(Stored dataset items)
— start —

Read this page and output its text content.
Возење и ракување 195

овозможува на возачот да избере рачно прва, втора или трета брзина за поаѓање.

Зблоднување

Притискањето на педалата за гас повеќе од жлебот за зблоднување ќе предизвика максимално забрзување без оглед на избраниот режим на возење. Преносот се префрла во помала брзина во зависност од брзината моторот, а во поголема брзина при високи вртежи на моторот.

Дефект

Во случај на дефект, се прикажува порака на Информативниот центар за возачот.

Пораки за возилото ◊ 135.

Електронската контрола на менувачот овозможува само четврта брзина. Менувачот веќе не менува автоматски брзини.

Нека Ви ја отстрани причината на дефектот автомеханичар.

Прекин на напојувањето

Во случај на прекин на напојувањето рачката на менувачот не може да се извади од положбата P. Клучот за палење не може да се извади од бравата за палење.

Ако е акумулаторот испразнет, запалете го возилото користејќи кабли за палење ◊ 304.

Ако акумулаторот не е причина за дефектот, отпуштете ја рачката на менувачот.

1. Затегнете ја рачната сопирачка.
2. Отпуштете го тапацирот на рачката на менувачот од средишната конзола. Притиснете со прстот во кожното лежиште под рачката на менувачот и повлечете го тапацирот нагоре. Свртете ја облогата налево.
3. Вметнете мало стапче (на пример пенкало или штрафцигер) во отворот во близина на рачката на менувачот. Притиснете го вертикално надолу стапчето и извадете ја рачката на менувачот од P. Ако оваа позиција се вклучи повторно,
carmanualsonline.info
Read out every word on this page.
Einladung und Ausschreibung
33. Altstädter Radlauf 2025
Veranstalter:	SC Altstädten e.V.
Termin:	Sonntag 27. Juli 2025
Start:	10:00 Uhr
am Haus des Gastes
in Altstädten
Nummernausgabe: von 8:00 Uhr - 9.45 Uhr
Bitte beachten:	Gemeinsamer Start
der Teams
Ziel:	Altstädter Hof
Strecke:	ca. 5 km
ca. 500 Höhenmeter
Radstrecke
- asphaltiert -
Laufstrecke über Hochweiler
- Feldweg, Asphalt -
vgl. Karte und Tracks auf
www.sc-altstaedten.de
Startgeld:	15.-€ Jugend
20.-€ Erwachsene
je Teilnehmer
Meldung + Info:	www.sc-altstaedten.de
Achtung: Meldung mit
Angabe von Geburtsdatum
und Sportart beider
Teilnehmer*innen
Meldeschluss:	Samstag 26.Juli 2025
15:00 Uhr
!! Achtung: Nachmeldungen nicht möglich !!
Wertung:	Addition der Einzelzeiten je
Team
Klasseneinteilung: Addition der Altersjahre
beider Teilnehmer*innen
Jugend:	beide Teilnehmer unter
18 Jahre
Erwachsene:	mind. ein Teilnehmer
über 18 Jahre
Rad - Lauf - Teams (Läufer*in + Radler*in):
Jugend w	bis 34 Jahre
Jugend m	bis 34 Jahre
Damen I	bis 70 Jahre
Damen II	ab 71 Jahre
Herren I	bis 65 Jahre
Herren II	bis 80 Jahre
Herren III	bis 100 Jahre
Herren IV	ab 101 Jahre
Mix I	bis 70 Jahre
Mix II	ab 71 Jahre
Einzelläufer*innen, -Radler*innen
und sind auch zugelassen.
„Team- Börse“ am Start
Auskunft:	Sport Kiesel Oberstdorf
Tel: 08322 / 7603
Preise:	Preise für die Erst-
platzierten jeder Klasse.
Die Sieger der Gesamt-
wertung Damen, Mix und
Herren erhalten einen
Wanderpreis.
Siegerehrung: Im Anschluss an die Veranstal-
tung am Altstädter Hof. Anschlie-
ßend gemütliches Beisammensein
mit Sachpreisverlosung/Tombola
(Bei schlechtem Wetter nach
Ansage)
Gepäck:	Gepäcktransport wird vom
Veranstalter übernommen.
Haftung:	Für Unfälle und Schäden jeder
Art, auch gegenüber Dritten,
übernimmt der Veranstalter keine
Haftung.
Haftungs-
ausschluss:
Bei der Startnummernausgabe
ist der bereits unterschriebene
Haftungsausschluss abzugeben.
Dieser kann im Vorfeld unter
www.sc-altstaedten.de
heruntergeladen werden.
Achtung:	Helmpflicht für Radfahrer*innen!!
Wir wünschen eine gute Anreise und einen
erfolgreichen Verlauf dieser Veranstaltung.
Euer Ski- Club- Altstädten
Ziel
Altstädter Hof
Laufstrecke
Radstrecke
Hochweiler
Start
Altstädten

— end —

**THE PROBLEM:** Copy out all of the data exactly, leaving nothing out.

**ANSWER TO THIS TASK:**
Read this page and output its text content.
Возење и ракување 195

овозможува на возачот да избере рачно прва, втора или трета брзина за поаѓање.

Зблоднување

Притискањето на педалата за гас повеќе од жлебот за зблоднување ќе предизвика максимално забрзување без оглед на избраниот режим на возење. Преносот се префрла во помала брзина во зависност од брзината моторот, а во поголема брзина при високи вртежи на моторот.

Дефект

Во случај на дефект, се прикажува порака на Информативниот центар за возачот.

Пораки за возилото ◊ 135.

Електронската контрола на менувачот овозможува само четврта брзина. Менувачот веќе не менува автоматски брзини.

Нека Ви ја отстрани причината на дефектот автомеханичар.

Прекин на напојувањето

Во случај на прекин на напојувањето рачката на менувачот не може да се извади од положбата P. Клучот за палење не може да се извади од бравата за палење.

Ако е акумулаторот испразнет, запалете го возилото користејќи кабли за палење ◊ 304.

Ако акумулаторот не е причина за дефектот, отпуштете ја рачката на менувачот.

1. Затегнете ја рачната сопирачка.
2. Отпуштете го тапацирот на рачката на менувачот од средишната конзола. Притиснете со прстот во кожното лежиште под рачката на менувачот и повлечете го тапацирот нагоре. Свртете ја облогата налево.
3. Вметнете мало стапче (на пример пенкало или штрафцигер) во отворот во близина на рачката на менувачот. Притиснете го вертикално надолу стапчето и извадете ја рачката на менувачот од P. Ако оваа позиција се вклучи повторно,
carmanualsonline.info
Read out every word on this page.
Einladung und Ausschreibung
33. Altstädter Radlauf 2025
Veranstalter:	SC Altstädten e.V.
Termin:	Sonntag 27. Juli 2025
Start:	10:00 Uhr
am Haus des Gastes
in Altstädten
Nummernausgabe: von 8:00 Uhr - 9.45 Uhr
Bitte beachten:	Gemeinsamer Start
der Teams
Ziel:	Altstädter Hof
Strecke:	ca. 5 km
ca. 500 Höhenmeter
Radstrecke
- asphaltiert -
Laufstrecke über Hochweiler
- Feldweg, Asphalt -
vgl. Karte und Tracks auf
www.sc-altstaedten.de
Startgeld:	15.-€ Jugend
20.-€ Erwachsene
je Teilnehmer
Meldung + Info:	www.sc-altstaedten.de
Achtung: Meldung mit
Angabe von Geburtsdatum
und Sportart beider
Teilnehmer*innen
Meldeschluss:	Samstag 26.Juli 2025
15:00 Uhr
!! Achtung: Nachmeldungen nicht möglich !!
Wertung:	Addition der Einzelzeiten je
Team
Klasseneinteilung: Addition der Altersjahre
beider Teilnehmer*innen
Jugend:	beide Teilnehmer unter
18 Jahre
Erwachsene:	mind. ein Teilnehmer
über 18 Jahre
Rad - Lauf - Teams (Läufer*in + Radler*in):
Jugend w	bis 34 Jahre
Jugend m	bis 34 Jahre
Damen I	bis 70 Jahre
Damen II	ab 71 Jahre
Herren I	bis 65 Jahre
Herren II	bis 80 Jahre
Herren III	bis 100 Jahre
Herren IV	ab 101 Jahre
Mix I	bis 70 Jahre
Mix II	ab 71 Jahre
Einzelläufer*innen, -Radler*innen
und sind auch zugelassen.
„Team- Börse“ am Start
Auskunft:	Sport Kiesel Oberstdorf
Tel: 08322 / 7603
Preise:	Preise für die Erst-
platzierten jeder Klasse.
Die Sieger der Gesamt-
wertung Damen, Mix und
Herren erhalten einen
Wanderpreis.
Siegerehrung: Im Anschluss an die Veranstal-
tung am Altstädter Hof. Anschlie-
ßend gemütliches Beisammensein
mit Sachpreisverlosung/Tombola
(Bei schlechtem Wetter nach
Ansage)
Gepäck:	Gepäcktransport wird vom
Veranstalter übernommen.
Haftung:	Für Unfälle und Schäden jeder
Art, auch gegenüber Dritten,
übernimmt der Veranstalter keine
Haftung.
Haftungs-
ausschluss:
Bei der Startnummernausgabe
ist der bereits unterschriebene
Haftungsausschluss abzugeben.
Dieser kann im Vorfeld unter
www.sc-altstaedten.de
heruntergeladen werden.
Achtung:	Helmpflicht für Radfahrer*innen!!
Wir wünschen eine gute Anreise und einen
erfolgreichen Verlauf dieser Veranstaltung.
Euer Ski- Club- Altstädten
Ziel
Altstädter Hof
Laufstrecke
Radstrecke
Hochweiler
Start
Altstädten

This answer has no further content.